▶ _TO DO_: Your answer should be a single number: the count of lines that include "Build".

▶ _ENTRIES SUPPLIED_:
-- Begin --

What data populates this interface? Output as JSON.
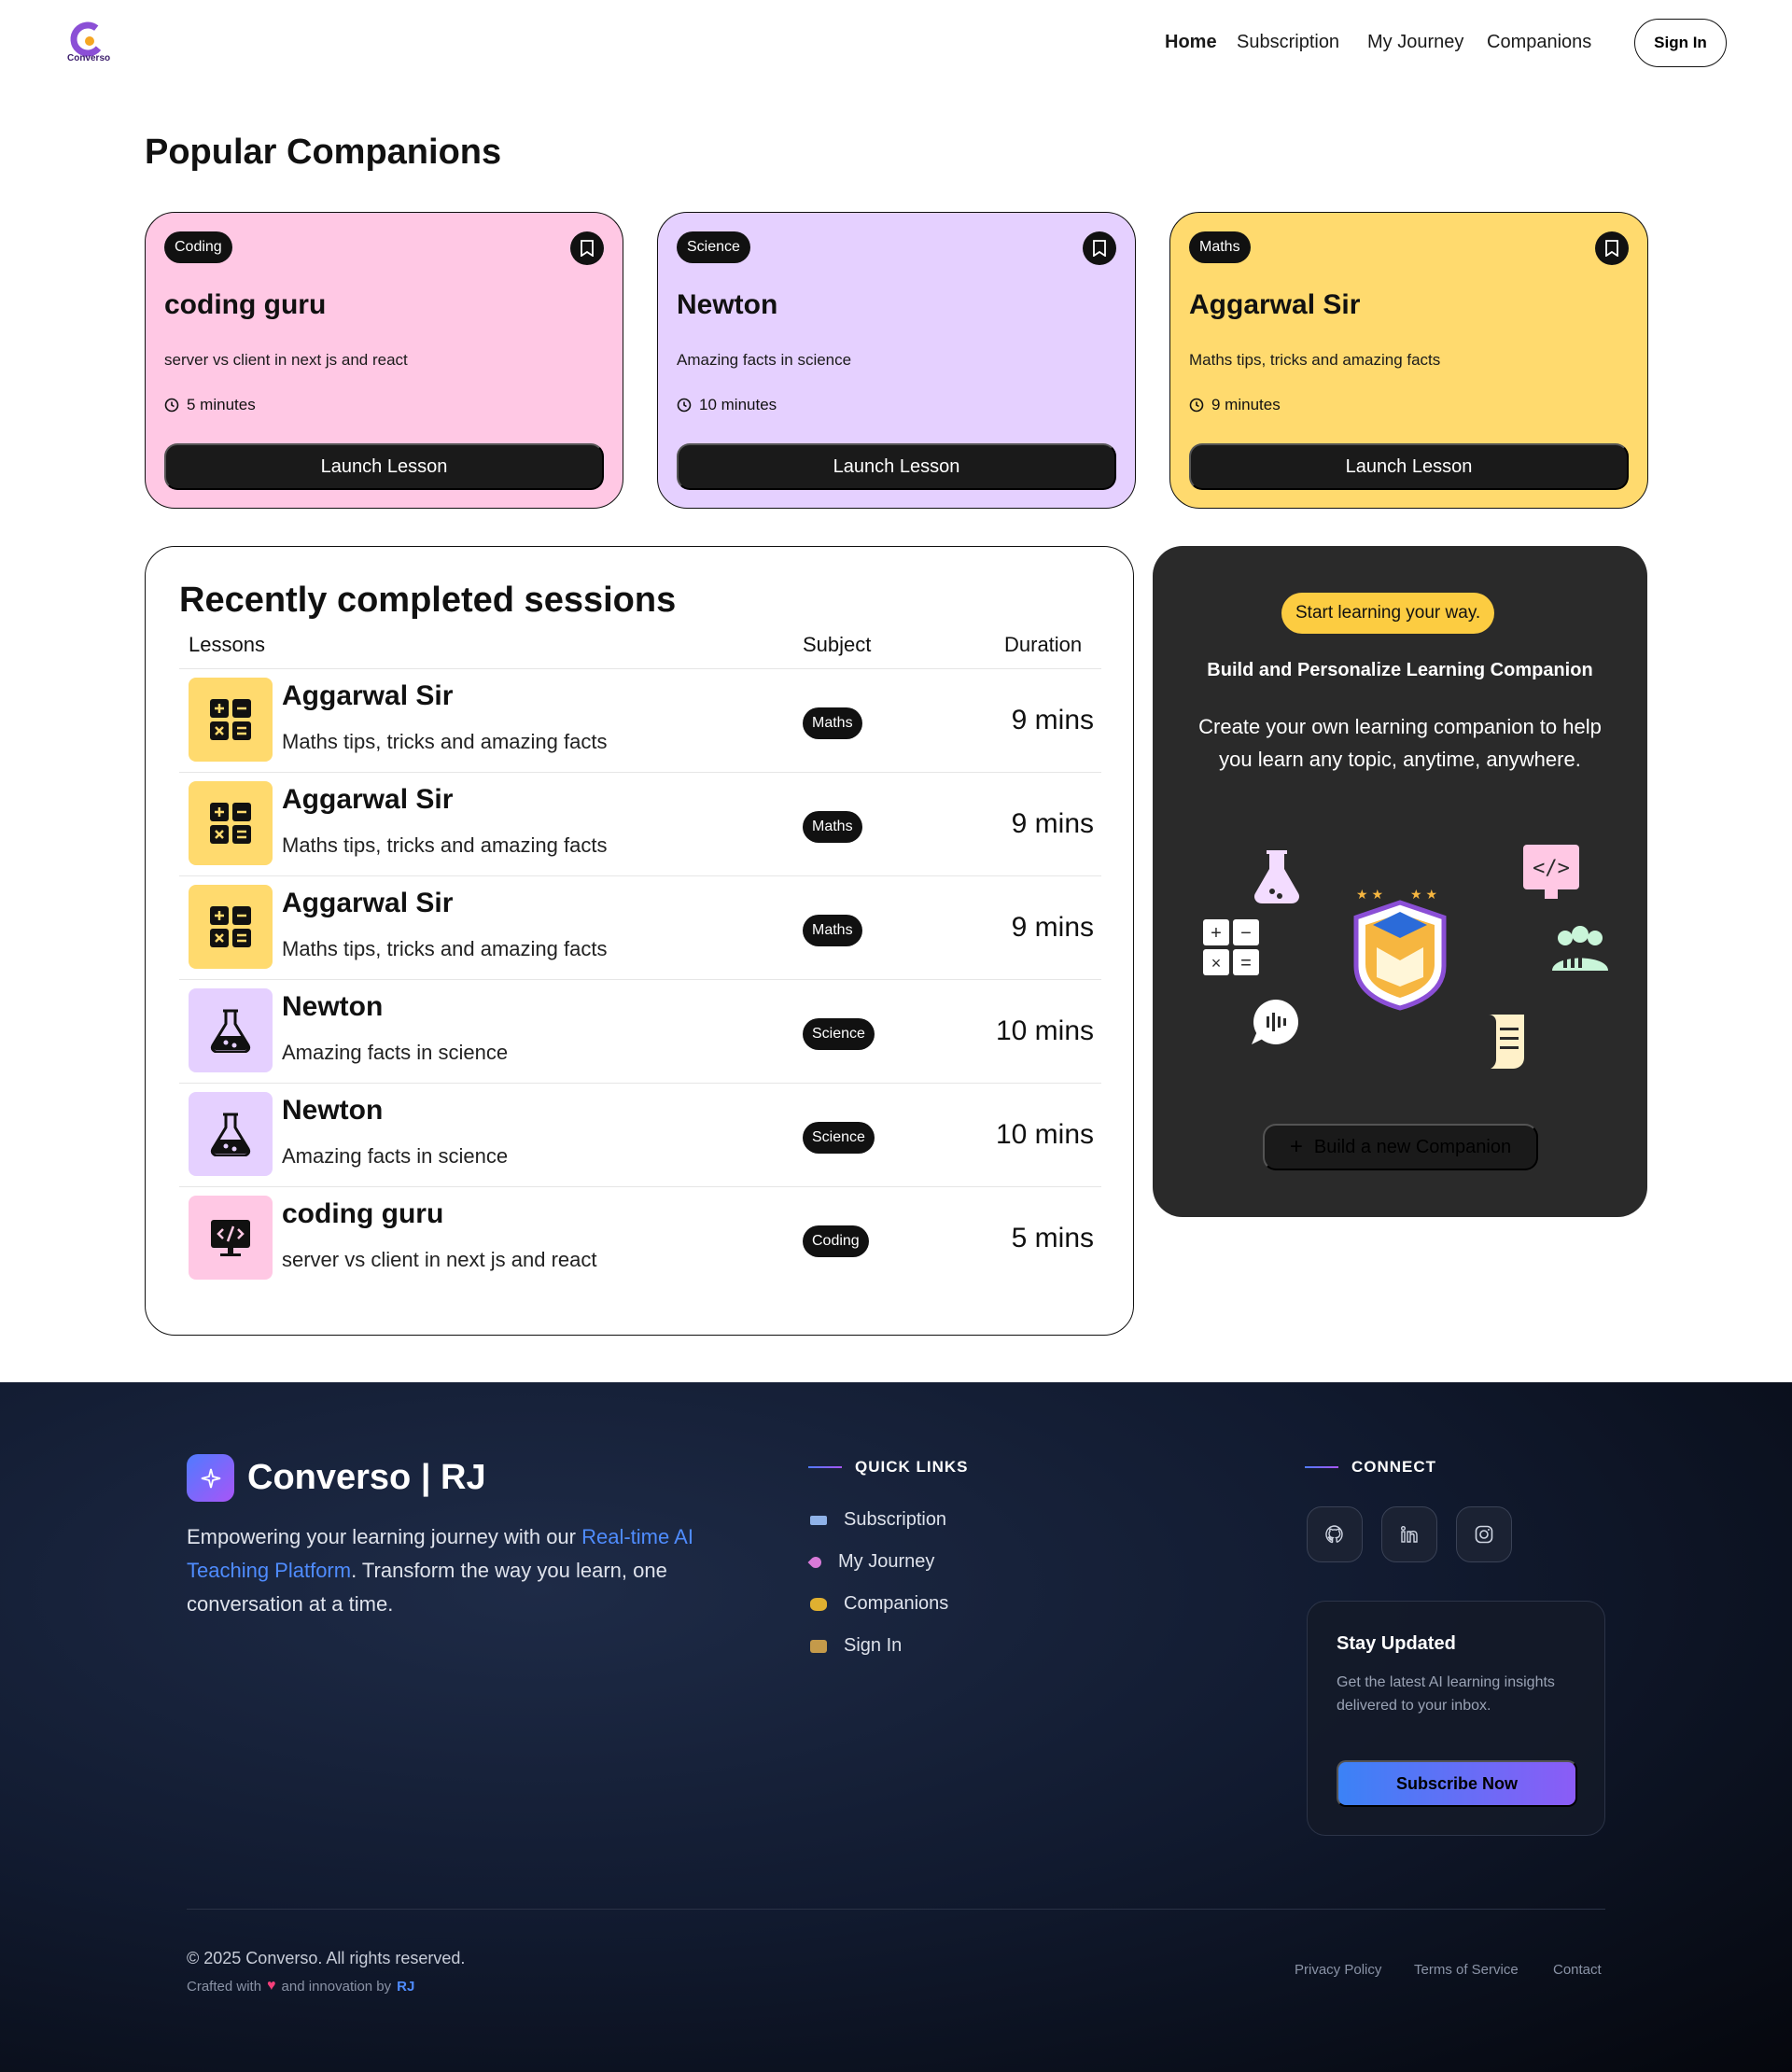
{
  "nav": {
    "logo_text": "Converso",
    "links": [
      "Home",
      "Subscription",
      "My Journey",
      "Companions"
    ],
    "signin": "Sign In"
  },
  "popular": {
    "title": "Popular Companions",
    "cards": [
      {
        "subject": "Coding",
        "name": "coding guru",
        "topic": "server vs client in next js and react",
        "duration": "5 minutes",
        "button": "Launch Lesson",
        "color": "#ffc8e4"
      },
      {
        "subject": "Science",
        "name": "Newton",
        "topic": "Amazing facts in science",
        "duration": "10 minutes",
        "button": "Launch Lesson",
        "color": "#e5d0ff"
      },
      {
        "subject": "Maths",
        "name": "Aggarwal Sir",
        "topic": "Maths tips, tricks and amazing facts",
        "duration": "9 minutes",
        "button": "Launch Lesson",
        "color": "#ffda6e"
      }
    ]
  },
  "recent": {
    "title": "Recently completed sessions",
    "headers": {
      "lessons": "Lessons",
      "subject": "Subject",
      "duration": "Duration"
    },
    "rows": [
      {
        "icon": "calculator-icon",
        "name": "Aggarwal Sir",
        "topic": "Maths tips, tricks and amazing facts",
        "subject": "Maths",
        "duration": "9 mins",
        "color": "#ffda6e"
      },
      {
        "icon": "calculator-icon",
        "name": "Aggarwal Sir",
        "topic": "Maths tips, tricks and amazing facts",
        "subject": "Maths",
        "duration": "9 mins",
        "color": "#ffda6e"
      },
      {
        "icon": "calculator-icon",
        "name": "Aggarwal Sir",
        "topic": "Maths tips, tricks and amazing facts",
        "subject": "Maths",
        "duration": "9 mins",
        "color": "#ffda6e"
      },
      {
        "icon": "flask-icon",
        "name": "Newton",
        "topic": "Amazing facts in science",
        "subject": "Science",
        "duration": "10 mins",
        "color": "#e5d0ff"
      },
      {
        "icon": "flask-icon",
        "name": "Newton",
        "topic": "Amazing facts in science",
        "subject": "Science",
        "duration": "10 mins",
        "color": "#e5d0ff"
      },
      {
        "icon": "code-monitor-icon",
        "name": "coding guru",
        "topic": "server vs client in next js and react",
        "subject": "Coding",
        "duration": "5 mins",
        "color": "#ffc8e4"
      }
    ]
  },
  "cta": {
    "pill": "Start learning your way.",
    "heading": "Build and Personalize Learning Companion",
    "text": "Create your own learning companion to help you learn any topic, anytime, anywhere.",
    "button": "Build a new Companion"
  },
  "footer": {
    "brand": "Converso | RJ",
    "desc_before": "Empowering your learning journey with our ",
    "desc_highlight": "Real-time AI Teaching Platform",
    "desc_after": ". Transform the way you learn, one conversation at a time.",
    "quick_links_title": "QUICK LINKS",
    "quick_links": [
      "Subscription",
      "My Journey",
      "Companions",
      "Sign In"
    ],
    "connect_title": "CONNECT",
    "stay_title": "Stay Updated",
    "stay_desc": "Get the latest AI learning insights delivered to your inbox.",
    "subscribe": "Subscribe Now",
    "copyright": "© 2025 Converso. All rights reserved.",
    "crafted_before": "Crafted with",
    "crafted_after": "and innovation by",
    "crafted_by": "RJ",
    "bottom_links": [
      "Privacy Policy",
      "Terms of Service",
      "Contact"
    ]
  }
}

-- End --
-- Begin --

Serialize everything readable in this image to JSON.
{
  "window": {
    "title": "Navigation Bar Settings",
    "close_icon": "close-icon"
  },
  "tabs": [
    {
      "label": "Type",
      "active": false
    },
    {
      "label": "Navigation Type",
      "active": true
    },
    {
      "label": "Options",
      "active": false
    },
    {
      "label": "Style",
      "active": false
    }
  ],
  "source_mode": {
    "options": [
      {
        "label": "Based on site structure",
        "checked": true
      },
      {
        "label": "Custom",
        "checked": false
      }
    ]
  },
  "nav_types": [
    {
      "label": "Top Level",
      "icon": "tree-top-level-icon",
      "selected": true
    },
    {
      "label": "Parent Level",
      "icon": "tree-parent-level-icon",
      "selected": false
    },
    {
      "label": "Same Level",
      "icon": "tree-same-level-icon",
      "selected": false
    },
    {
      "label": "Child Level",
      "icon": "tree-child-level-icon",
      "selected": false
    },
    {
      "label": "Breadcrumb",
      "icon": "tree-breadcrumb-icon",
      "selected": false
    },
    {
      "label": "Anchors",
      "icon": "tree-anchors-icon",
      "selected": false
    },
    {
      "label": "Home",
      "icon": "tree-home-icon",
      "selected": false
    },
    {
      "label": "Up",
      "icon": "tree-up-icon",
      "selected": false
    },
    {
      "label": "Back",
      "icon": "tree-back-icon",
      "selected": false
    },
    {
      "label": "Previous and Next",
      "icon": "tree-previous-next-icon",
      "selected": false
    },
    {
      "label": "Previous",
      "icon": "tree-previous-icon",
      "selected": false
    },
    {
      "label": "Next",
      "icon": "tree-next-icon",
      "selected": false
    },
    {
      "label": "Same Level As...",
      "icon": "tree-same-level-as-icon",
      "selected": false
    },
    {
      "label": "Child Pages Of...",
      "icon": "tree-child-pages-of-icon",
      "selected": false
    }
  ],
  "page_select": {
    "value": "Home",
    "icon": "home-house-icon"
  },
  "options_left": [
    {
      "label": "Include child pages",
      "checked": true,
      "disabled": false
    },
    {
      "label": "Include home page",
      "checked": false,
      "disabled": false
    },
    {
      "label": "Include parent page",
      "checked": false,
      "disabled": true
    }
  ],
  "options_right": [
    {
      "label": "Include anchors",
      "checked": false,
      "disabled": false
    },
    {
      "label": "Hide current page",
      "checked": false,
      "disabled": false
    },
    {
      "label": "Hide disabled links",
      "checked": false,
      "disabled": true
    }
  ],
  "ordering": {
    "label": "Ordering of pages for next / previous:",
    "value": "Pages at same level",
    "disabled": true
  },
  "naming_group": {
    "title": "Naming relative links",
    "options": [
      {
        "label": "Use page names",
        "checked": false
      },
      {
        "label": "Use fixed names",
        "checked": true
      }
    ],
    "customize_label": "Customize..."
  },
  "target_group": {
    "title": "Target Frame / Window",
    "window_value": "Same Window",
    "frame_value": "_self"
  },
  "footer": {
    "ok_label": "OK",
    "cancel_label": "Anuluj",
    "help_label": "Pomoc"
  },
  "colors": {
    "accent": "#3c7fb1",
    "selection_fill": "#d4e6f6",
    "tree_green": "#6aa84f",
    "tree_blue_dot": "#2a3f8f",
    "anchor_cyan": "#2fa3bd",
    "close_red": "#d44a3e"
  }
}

-- End --

▶ _ANSWER TO THIS EXERCISE_: 2